■ **Task requirements**: Determine the number of lines in these entries that hold the word "données". Give the number and nothing more.

■ **Provided data**:
>>>
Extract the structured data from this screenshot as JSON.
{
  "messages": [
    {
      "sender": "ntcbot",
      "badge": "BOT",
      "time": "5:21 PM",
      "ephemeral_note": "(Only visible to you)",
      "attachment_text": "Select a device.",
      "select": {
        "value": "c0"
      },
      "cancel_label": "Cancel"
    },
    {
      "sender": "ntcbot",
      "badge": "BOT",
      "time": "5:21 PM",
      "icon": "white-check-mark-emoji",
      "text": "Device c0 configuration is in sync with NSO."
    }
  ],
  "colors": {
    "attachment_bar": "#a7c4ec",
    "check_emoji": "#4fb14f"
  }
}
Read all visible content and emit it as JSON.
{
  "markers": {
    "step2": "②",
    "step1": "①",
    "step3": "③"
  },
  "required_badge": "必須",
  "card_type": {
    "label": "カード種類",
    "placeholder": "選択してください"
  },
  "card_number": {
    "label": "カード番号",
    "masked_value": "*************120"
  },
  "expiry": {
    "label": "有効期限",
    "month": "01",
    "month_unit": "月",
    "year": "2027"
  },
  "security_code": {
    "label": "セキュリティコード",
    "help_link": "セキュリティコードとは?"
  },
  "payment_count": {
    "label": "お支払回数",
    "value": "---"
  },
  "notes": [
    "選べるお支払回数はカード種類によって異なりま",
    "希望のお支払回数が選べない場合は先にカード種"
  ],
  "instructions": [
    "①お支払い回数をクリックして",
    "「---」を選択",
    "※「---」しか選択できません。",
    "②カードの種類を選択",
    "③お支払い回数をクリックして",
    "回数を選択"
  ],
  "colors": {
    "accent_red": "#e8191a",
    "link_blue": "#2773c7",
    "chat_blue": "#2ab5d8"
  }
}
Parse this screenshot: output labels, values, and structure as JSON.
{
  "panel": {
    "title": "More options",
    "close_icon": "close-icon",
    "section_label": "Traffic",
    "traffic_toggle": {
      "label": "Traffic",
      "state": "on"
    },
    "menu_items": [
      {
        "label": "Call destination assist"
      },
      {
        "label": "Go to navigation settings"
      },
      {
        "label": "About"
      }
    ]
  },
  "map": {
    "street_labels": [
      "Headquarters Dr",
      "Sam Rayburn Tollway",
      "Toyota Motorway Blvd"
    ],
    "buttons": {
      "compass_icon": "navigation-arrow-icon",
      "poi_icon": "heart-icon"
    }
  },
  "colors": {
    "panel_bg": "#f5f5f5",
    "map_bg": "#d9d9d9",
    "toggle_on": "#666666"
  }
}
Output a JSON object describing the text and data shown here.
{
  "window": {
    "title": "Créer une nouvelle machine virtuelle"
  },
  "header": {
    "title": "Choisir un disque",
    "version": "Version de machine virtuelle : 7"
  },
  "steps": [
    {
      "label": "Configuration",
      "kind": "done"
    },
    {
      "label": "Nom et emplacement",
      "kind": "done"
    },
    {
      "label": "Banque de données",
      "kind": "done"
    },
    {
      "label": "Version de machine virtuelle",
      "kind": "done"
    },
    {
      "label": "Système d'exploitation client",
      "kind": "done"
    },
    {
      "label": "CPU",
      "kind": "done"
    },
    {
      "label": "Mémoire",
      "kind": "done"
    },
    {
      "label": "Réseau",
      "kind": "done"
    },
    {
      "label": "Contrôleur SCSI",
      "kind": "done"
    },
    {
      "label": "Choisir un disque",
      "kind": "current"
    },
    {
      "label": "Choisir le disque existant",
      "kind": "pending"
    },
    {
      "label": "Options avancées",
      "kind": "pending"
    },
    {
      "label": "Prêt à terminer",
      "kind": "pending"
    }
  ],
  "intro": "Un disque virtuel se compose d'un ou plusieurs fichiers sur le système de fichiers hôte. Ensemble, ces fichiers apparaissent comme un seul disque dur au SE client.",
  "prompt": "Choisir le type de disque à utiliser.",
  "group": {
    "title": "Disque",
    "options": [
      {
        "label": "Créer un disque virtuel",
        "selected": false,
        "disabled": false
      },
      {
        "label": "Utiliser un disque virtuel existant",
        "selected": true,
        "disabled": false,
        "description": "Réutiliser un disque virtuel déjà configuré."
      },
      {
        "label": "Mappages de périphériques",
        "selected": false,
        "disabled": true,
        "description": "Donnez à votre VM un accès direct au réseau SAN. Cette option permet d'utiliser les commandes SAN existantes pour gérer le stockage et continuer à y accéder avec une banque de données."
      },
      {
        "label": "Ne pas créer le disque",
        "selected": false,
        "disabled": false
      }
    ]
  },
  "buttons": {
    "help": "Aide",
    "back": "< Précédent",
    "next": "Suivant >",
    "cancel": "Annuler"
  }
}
<<<
■ **Output below**: 2